§ **PROBLEM DESCRIPTION**: Scan the data for lines with "task" and report the count by itself.

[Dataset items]
_____

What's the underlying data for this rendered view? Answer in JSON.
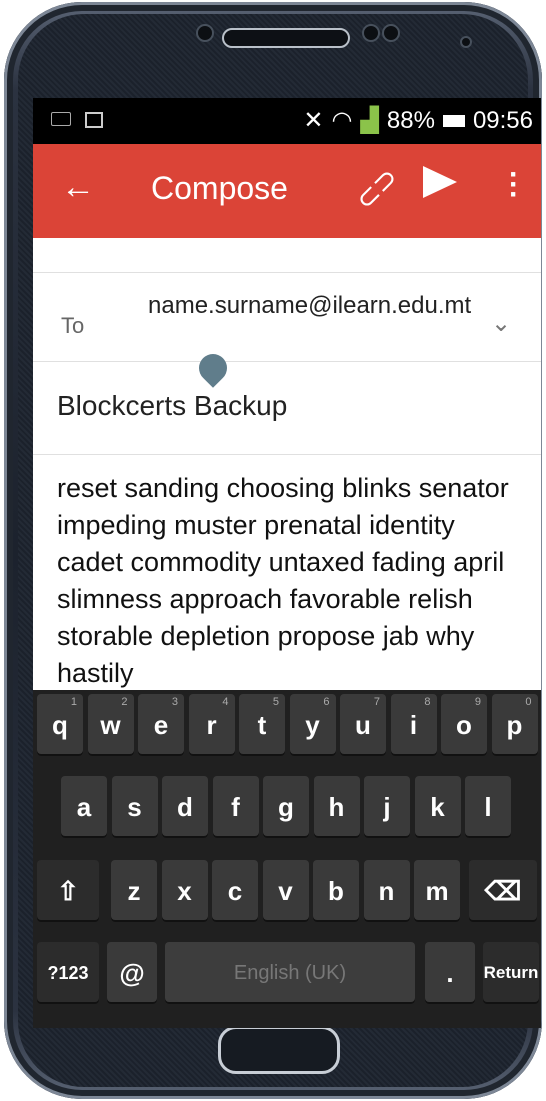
{
  "status_bar": {
    "battery": "88%",
    "time": "09:56"
  },
  "app_bar": {
    "title": "Compose",
    "back_icon": "arrow-back-icon",
    "attach_icon": "paperclip-icon",
    "send_icon": "send-icon",
    "more_icon": "more-vert-icon"
  },
  "compose": {
    "to_label": "To",
    "to_value": "name.surname@ilearn.edu.mt",
    "subject": "Blockcerts Backup",
    "body": "reset sanding choosing blinks senator impeding muster prenatal identity cadet commodity untaxed fading april slimness approach favorable relish storable depletion  propose jab why hastily"
  },
  "keyboard": {
    "row1": [
      "q",
      "w",
      "e",
      "r",
      "t",
      "y",
      "u",
      "i",
      "o",
      "p"
    ],
    "row1_numbers": [
      "1",
      "2",
      "3",
      "4",
      "5",
      "6",
      "7",
      "8",
      "9",
      "0"
    ],
    "row2": [
      "a",
      "s",
      "d",
      "f",
      "g",
      "h",
      "j",
      "k",
      "l"
    ],
    "row3": [
      "z",
      "x",
      "c",
      "v",
      "b",
      "n",
      "m"
    ],
    "symbols_label": "?123",
    "at_label": "@",
    "space_label": "English (UK)",
    "period_label": ".",
    "return_label": "Return"
  }
}
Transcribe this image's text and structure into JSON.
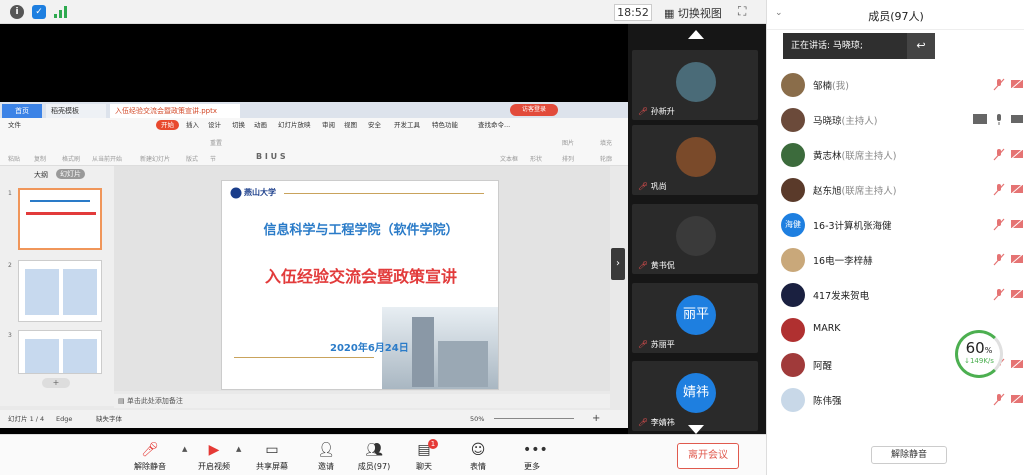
{
  "topbar": {
    "info_icon": "info-icon",
    "shield_icon": "shield-icon",
    "signal_icon": "signal-icon",
    "clock": "18:52",
    "switch_view_label": "切换视图"
  },
  "ppt": {
    "tabs": {
      "home": "首页",
      "template": "稻壳模板",
      "document": "入伍经验交流会暨政策宣讲.pptx"
    },
    "visitor": "访客登录",
    "menu": {
      "file": "文件",
      "start": "开始",
      "items": [
        "插入",
        "设计",
        "切换",
        "动画",
        "幻灯片放映",
        "审阅",
        "视图",
        "安全",
        "开发工具",
        "特色功能"
      ],
      "search": "查找命令..."
    },
    "ribbon": {
      "paste": "粘贴",
      "copy": "复制",
      "format_painter": "格式刷",
      "from_current": "从当前开始",
      "new_slide": "新建幻灯片",
      "layout": "版式",
      "section": "节",
      "reset": "重置",
      "textbox": "文本框",
      "shape": "形状",
      "picture": "图片",
      "fill": "填充",
      "arrange": "排列",
      "outline": "轮廓"
    },
    "left_tabs": {
      "outline": "大纲",
      "slides": "幻灯片"
    },
    "thumbnails": [
      "1",
      "2",
      "3"
    ],
    "slide": {
      "logo": "燕山大学",
      "title": "信息科学与工程学院（软件学院）",
      "subtitle": "入伍经验交流会暨政策宣讲",
      "date": "2020年6月24日"
    },
    "notes_placeholder": "单击此处添加备注",
    "status": {
      "slide_count": "幻灯片 1 / 4",
      "theme": "Edge",
      "font_missing": "缺失字体",
      "zoom": "50%"
    }
  },
  "video_tiles": [
    {
      "name": "孙新升",
      "avatar_color": "#4a6b78"
    },
    {
      "name": "巩尚",
      "avatar_color": "#7a4a2a"
    },
    {
      "name": "黄书侃",
      "avatar_color": "#3a3a3a"
    },
    {
      "name": "苏丽平",
      "avatar_text": "丽平",
      "avatar_color": "#1e7fe0"
    },
    {
      "name": "李婧祎",
      "avatar_text": "婧祎",
      "avatar_color": "#1e7fe0"
    }
  ],
  "toolbar": {
    "unmute": "解除静音",
    "video": "开启视频",
    "share": "共享屏幕",
    "invite": "邀请",
    "members": "成员(97)",
    "chat": "聊天",
    "chat_badge": "1",
    "emoji": "表情",
    "more": "更多",
    "leave": "离开会议"
  },
  "panel": {
    "title": "成员(97人)",
    "speaking": "正在讲话: 马晓琼;",
    "members": [
      {
        "name": "邹楠",
        "role": "(我)",
        "avatar_color": "#8a6d4a"
      },
      {
        "name": "马晓琼",
        "role": "(主持人)",
        "avatar_color": "#6b4a3a"
      },
      {
        "name": "黄志林",
        "role": "(联席主持人)",
        "avatar_color": "#3c6b3c"
      },
      {
        "name": "赵东旭",
        "role": "(联席主持人)",
        "avatar_color": "#5a3a2a"
      },
      {
        "name": "16-3计算机张海健",
        "role": "",
        "avatar_text": "海健",
        "avatar_color": "#1e7fe0"
      },
      {
        "name": "16电一李梓赫",
        "role": "",
        "avatar_color": "#c9a87a"
      },
      {
        "name": "417发来贺电",
        "role": "",
        "avatar_color": "#1a2040"
      },
      {
        "name": "MARK",
        "role": "",
        "avatar_color": "#b03030"
      },
      {
        "name": "阿醒",
        "role": "",
        "avatar_color": "#a03a3a"
      },
      {
        "name": "陈伟强",
        "role": "",
        "avatar_color": "#c8d8e8"
      }
    ],
    "network_pct": "60",
    "network_unit": "%",
    "network_speed": "149K/s",
    "unmute_all": "解除静音"
  },
  "colors": {
    "accent": "#1e7fe0",
    "danger": "#e05a4e",
    "slide_blue": "#2a7bc8",
    "slide_red": "#e23b3b"
  }
}
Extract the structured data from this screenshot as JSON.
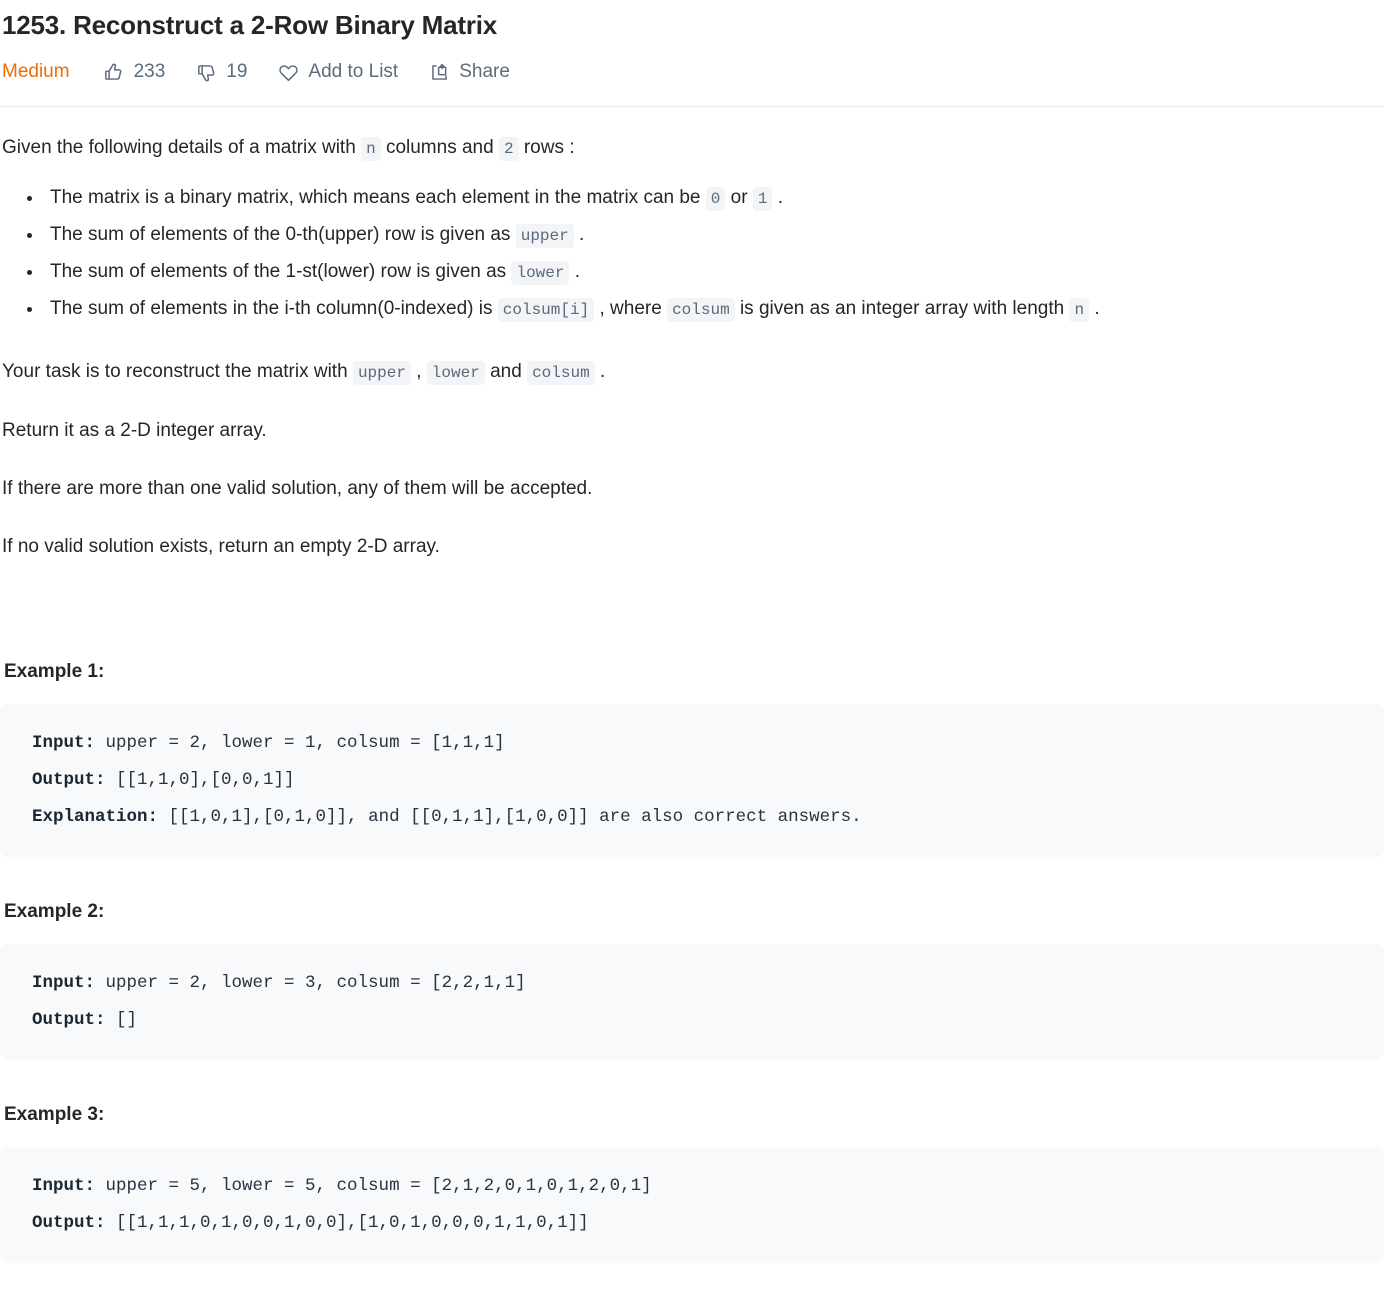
{
  "header": {
    "title": "1253. Reconstruct a 2-Row Binary Matrix",
    "difficulty": "Medium",
    "difficulty_color": "#ef6c00",
    "likes": "233",
    "dislikes": "19",
    "add_to_list": "Add to List",
    "share": "Share",
    "icons": {
      "like": "thumbs-up-icon",
      "dislike": "thumbs-down-icon",
      "favorite": "heart-icon",
      "share": "share-icon"
    }
  },
  "description": {
    "intro": {
      "p1": "Given the following details of a matrix with",
      "code_n": "n",
      "p2": "columns and",
      "code_2": "2",
      "p3": "rows :"
    },
    "bullets": [
      {
        "t1": "The matrix is a binary matrix, which means each element in the matrix can be",
        "c1": "0",
        "t2": "or",
        "c2": "1",
        "t3": "."
      },
      {
        "t1": "The sum of elements of the 0-th(upper) row is given as",
        "c1": "upper",
        "t2": ".",
        "c2": "",
        "t3": ""
      },
      {
        "t1": "The sum of elements of the 1-st(lower) row is given as",
        "c1": "lower",
        "t2": ".",
        "c2": "",
        "t3": ""
      },
      {
        "t1": "The sum of elements in the i-th column(0-indexed) is",
        "c1": "colsum[i]",
        "t2": ", where",
        "c2": "colsum",
        "t3": "is given as an integer array with length",
        "c3": "n",
        "t4": "."
      }
    ],
    "task": {
      "p1": "Your task is to reconstruct the matrix with",
      "c1": "upper",
      "p2": ",",
      "c2": "lower",
      "p3": "and",
      "c3": "colsum",
      "p4": "."
    },
    "return_line": "Return it as a 2-D integer array.",
    "multiple_line": "If there are more than one valid solution, any of them will be accepted.",
    "empty_line": "If no valid solution exists, return an empty 2-D array."
  },
  "examples": [
    {
      "heading": "Example 1:",
      "input_label": "Input:",
      "input_value": " upper = 2, lower = 1, colsum = [1,1,1]",
      "output_label": "Output:",
      "output_value": " [[1,1,0],[0,0,1]]",
      "explanation_label": "Explanation:",
      "explanation_value": " [[1,0,1],[0,1,0]], and [[0,1,1],[1,0,0]] are also correct answers."
    },
    {
      "heading": "Example 2:",
      "input_label": "Input:",
      "input_value": " upper = 2, lower = 3, colsum = [2,2,1,1]",
      "output_label": "Output:",
      "output_value": " []",
      "explanation_label": "",
      "explanation_value": ""
    },
    {
      "heading": "Example 3:",
      "input_label": "Input:",
      "input_value": " upper = 5, lower = 5, colsum = [2,1,2,0,1,0,1,2,0,1]",
      "output_label": "Output:",
      "output_value": " [[1,1,1,0,1,0,0,1,0,0],[1,0,1,0,0,0,1,1,0,1]]",
      "explanation_label": "",
      "explanation_value": ""
    }
  ]
}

_____

§ **COMPLETE OUTPUT**: 2